__DIRECTIONS FOR THIS TASK__:
Each line that includes the string "LVEF" counts once; give the total and nothing else.

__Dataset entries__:
────────────────────

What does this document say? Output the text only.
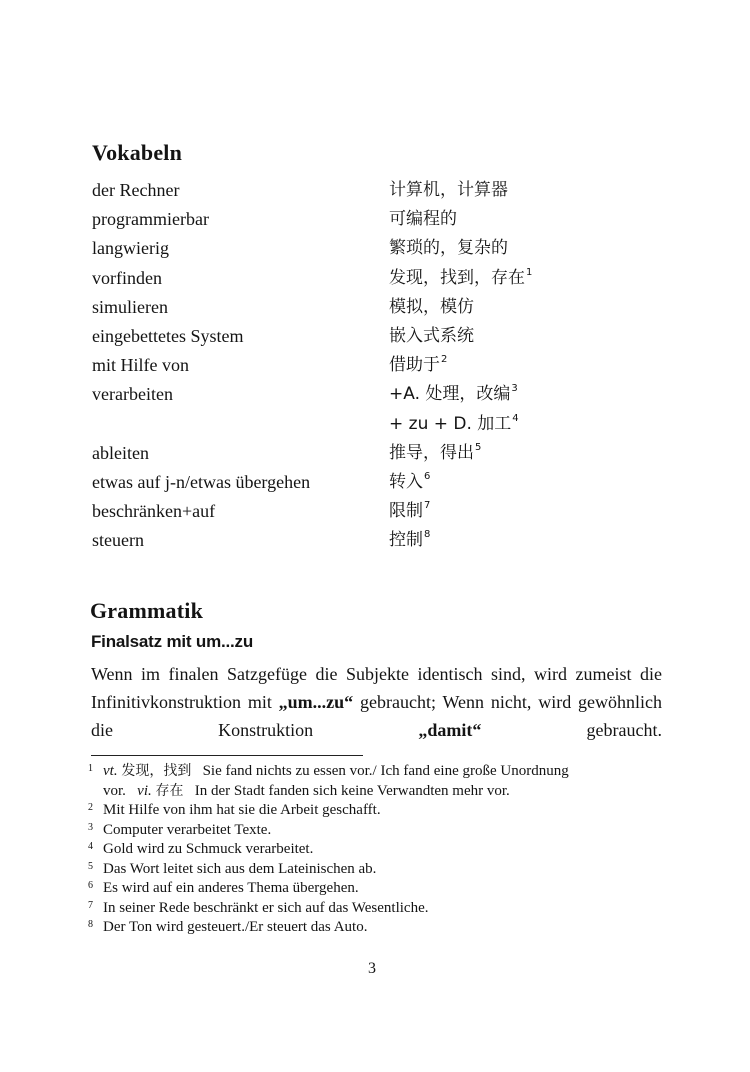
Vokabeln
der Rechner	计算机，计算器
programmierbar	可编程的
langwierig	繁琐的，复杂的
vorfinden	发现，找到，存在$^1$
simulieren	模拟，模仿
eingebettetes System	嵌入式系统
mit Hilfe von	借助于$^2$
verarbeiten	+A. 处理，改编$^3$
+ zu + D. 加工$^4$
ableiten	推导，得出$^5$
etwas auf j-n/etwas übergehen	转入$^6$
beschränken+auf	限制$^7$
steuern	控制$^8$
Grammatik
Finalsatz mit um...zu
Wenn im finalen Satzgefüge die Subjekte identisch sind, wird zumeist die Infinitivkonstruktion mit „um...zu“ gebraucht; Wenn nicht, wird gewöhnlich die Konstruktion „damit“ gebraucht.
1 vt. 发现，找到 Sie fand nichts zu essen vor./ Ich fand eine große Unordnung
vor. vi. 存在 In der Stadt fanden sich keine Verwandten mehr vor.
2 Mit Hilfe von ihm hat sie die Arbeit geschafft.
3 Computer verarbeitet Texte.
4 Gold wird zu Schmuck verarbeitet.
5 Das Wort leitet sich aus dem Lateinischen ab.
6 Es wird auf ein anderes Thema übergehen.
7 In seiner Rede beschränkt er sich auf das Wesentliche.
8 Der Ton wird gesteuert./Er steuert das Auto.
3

────────────────────

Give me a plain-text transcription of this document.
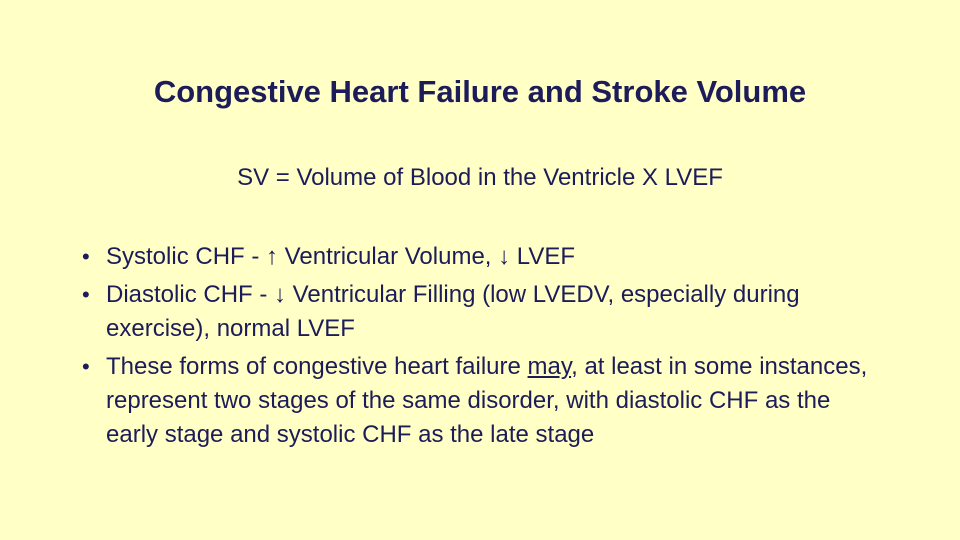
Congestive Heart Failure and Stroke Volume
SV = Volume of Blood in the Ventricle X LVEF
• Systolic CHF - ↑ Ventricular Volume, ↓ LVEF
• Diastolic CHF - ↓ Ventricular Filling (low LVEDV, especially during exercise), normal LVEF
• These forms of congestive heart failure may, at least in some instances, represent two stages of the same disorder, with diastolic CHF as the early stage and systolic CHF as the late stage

────────────────────

__COMPLETED TASK__:
3